## DATASET
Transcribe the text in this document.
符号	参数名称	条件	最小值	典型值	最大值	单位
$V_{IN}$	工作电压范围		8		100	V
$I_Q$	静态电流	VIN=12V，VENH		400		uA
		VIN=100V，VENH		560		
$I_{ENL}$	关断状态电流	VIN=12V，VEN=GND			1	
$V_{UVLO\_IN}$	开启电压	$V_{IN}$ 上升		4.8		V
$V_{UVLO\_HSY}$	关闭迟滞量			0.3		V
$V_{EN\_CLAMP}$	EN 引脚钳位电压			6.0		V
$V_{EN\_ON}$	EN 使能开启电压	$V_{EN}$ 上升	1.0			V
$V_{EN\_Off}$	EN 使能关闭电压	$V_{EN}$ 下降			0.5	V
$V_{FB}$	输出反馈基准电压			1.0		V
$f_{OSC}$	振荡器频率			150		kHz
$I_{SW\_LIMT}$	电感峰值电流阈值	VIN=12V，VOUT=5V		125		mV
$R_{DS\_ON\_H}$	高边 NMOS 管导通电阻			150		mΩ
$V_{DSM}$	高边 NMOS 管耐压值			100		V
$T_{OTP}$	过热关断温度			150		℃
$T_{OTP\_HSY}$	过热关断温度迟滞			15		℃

* * *

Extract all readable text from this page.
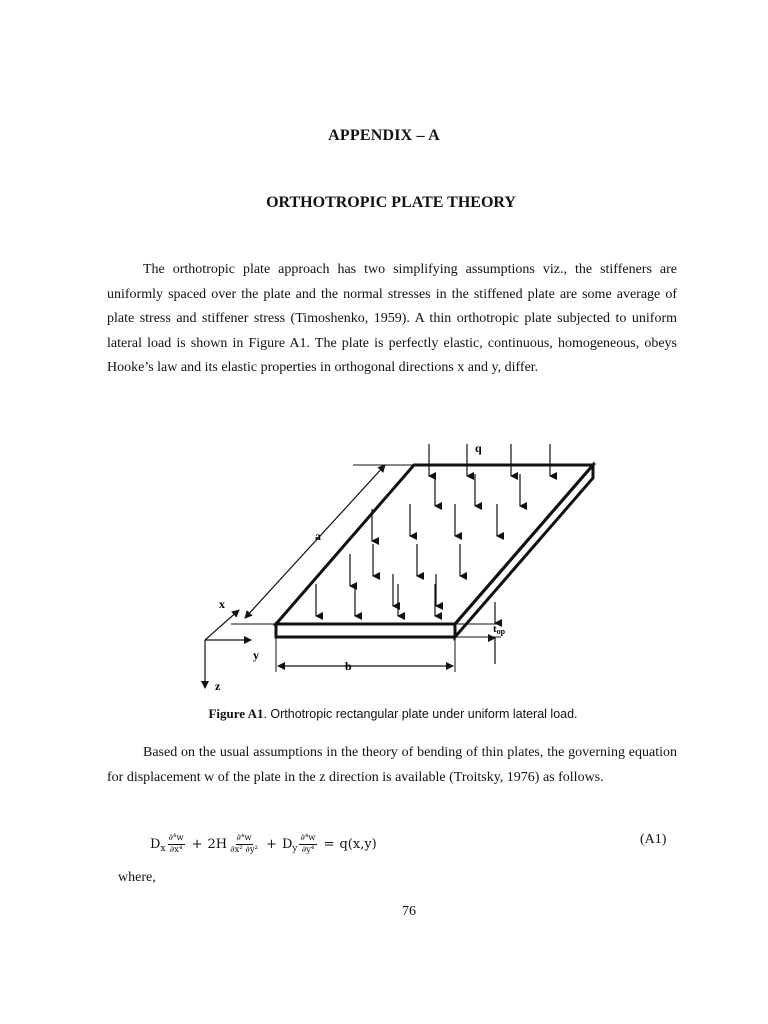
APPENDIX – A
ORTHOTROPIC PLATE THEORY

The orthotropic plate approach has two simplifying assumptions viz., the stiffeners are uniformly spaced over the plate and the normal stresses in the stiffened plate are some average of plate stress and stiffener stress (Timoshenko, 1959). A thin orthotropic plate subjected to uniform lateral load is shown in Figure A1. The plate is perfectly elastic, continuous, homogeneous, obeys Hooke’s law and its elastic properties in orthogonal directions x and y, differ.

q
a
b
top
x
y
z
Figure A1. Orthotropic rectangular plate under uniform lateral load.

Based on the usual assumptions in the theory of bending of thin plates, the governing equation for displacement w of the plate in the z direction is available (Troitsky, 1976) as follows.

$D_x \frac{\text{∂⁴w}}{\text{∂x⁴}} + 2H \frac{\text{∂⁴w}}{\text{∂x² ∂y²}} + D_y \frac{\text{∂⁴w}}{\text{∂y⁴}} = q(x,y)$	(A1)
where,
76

## WHAT TO PRODUCE
List all lines holding the string "VENH".

## WORKED ANSWER
$I_Q$	静态电流	VIN=12V，VENH		400		uA
		VIN=100V，VENH		560		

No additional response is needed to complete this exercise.